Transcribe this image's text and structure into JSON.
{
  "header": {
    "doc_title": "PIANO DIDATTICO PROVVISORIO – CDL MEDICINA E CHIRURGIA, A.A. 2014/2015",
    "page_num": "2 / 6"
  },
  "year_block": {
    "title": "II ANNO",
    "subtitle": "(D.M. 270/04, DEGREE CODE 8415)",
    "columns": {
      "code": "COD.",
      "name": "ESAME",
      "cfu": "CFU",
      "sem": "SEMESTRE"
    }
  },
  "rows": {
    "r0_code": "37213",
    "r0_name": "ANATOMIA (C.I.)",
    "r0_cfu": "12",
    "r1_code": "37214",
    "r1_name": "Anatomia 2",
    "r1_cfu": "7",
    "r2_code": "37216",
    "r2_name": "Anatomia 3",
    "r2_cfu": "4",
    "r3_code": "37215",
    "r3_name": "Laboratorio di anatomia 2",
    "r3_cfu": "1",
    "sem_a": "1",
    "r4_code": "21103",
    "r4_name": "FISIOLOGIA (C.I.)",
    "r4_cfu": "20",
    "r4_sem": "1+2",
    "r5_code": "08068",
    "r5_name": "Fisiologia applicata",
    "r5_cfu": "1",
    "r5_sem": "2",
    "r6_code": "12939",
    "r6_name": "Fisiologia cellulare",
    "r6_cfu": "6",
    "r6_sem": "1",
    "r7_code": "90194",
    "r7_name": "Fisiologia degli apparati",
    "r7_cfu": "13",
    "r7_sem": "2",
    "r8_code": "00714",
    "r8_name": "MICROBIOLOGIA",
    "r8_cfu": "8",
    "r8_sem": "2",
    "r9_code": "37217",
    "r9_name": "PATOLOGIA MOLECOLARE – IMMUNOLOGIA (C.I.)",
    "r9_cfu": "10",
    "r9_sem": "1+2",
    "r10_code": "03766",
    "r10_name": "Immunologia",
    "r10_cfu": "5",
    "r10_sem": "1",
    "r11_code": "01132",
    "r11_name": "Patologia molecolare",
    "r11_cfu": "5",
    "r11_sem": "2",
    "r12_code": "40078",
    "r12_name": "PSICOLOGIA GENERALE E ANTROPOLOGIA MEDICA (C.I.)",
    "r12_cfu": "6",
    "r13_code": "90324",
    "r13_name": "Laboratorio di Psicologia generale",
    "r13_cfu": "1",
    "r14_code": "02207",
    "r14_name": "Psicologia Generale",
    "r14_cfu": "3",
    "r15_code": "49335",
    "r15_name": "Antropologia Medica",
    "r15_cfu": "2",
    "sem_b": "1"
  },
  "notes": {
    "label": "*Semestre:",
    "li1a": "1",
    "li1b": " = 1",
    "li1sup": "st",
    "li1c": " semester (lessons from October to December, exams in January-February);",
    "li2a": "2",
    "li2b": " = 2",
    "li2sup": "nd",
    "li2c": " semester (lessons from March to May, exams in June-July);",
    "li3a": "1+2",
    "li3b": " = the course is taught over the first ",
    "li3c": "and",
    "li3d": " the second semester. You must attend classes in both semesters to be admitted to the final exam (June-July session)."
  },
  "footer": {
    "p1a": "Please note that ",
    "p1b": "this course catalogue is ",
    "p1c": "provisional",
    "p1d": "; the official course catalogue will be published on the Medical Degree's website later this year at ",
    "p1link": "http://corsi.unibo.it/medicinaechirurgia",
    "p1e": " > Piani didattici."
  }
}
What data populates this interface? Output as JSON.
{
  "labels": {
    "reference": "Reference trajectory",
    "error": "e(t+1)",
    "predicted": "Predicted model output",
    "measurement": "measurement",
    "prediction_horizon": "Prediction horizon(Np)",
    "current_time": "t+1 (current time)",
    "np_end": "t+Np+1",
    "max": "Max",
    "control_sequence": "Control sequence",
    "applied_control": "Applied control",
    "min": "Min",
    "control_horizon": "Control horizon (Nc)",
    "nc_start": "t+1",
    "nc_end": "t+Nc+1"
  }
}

*GIVEN PROBLEM*
Set down exactly what runs from the line with "What data populates" to the last line of the data above, including both of those lines and no others.

*SOLUTION FOR THIS EXERCISE*
What data populates this interface? Output as JSON.
{
  "labels": {
    "reference": "Reference trajectory",
    "error": "e(t+1)",
    "predicted": "Predicted model output",
    "measurement": "measurement",
    "prediction_horizon": "Prediction horizon(Np)",
    "current_time": "t+1 (current time)",
    "np_end": "t+Np+1",
    "max": "Max",
    "control_sequence": "Control sequence",
    "applied_control": "Applied control",
    "min": "Min",
    "control_horizon": "Control horizon (Nc)",
    "nc_start": "t+1",
    "nc_end": "t+Nc+1"
  }
}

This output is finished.